• **Directions for this task**: Report all lines holding "VISITED".

Extracted records
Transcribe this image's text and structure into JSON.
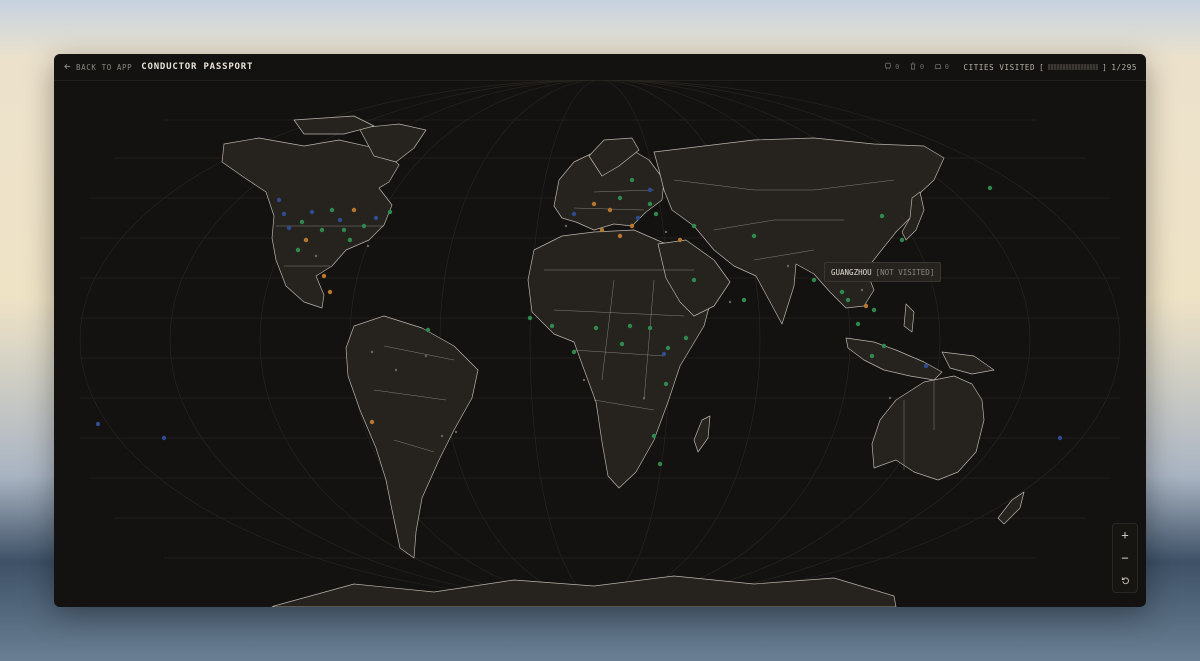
{
  "header": {
    "back_label": "BACK TO APP",
    "title": "CONDUCTOR PASSPORT",
    "stats": [
      {
        "icon": "train-icon",
        "value": "0"
      },
      {
        "icon": "trash-icon",
        "value": "0"
      },
      {
        "icon": "car-icon",
        "value": "0"
      }
    ],
    "cities_label": "CITIES VISITED",
    "bracket_open": "[",
    "bracket_close": "]",
    "cities_count": "1/295"
  },
  "tooltip": {
    "city": "GUANGZHOU",
    "status": "[NOT VISITED]"
  },
  "zoom": {
    "zoom_in": "+",
    "zoom_out": "−"
  },
  "colors": {
    "background": "#141210",
    "land": "#26231f",
    "border": "#b9b3aa",
    "dot_green": "#2f8a4e",
    "dot_orange": "#b7772e",
    "dot_blue": "#2e4c8e",
    "dot_gray": "#6a6560"
  }
}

• **Problem solution**:
    "cities_label": "CITIES VISITED",
    "status": "[NOT VISITED]"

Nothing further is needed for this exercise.